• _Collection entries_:
<<<<

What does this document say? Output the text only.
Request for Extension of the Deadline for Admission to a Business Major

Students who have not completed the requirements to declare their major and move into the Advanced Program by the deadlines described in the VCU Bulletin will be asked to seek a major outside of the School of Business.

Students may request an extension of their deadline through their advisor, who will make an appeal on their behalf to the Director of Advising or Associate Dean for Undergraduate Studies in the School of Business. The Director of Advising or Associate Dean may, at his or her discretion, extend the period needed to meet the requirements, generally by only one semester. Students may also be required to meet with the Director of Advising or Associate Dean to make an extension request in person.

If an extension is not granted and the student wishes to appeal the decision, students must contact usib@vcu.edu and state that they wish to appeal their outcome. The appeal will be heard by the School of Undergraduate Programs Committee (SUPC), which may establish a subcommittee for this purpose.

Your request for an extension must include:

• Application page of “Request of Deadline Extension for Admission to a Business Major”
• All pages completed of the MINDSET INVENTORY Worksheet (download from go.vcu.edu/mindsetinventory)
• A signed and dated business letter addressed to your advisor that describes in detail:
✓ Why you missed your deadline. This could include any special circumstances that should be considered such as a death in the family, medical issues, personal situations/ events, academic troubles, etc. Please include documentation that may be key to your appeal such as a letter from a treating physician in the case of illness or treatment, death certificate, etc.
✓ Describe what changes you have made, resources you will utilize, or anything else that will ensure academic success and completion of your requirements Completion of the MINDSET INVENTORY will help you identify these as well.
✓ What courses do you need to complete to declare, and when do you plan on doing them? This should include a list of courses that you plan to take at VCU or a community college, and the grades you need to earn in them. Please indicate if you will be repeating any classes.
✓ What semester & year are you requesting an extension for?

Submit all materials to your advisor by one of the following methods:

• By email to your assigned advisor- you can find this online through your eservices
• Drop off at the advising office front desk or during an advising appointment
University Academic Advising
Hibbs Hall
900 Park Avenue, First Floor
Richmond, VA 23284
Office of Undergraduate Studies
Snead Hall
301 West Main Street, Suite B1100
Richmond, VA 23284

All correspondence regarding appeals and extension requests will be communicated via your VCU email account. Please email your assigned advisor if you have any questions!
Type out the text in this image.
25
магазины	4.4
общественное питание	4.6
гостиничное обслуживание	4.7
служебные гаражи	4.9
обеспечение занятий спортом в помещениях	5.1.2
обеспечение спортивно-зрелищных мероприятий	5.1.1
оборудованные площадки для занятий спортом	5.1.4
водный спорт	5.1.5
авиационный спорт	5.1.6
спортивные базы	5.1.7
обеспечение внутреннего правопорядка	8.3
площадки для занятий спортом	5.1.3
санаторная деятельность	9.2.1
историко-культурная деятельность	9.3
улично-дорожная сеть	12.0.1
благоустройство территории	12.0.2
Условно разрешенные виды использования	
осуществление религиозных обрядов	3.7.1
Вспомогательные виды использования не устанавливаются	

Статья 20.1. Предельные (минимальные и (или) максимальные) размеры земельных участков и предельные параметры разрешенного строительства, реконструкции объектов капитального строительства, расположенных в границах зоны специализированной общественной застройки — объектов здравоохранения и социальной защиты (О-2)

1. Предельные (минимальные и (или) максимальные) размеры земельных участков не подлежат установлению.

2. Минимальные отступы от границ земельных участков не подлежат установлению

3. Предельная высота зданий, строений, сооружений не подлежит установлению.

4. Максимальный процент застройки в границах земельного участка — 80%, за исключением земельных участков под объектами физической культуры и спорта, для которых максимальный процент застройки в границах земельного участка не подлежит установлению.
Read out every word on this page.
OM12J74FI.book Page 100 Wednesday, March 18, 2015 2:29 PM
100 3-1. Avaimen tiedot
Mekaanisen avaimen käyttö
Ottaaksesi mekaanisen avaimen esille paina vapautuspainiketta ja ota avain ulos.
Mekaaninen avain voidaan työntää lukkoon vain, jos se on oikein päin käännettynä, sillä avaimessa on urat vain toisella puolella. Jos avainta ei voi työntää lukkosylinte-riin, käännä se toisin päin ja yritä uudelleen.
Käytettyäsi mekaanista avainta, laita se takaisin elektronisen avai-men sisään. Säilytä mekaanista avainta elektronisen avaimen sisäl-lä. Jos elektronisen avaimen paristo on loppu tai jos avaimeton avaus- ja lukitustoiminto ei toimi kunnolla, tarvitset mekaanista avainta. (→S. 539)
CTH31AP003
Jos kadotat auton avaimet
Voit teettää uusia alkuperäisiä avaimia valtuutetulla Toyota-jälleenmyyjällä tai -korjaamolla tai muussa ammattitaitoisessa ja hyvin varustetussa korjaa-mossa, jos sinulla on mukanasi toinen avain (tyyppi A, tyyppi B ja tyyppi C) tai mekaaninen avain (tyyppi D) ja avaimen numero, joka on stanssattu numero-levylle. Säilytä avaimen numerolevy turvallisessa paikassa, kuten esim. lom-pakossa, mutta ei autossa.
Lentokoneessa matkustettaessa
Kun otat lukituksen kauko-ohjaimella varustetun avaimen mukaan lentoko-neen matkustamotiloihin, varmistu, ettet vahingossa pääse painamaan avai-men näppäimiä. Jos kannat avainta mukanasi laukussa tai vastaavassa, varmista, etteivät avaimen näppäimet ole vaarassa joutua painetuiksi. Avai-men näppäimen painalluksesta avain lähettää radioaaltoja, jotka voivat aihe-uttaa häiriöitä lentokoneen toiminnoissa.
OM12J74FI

>>>>

• _What this task involves_: Check each line of the material above for "include" and say how many lines contain it, giving the number alone.

• _Exercise answer_: 3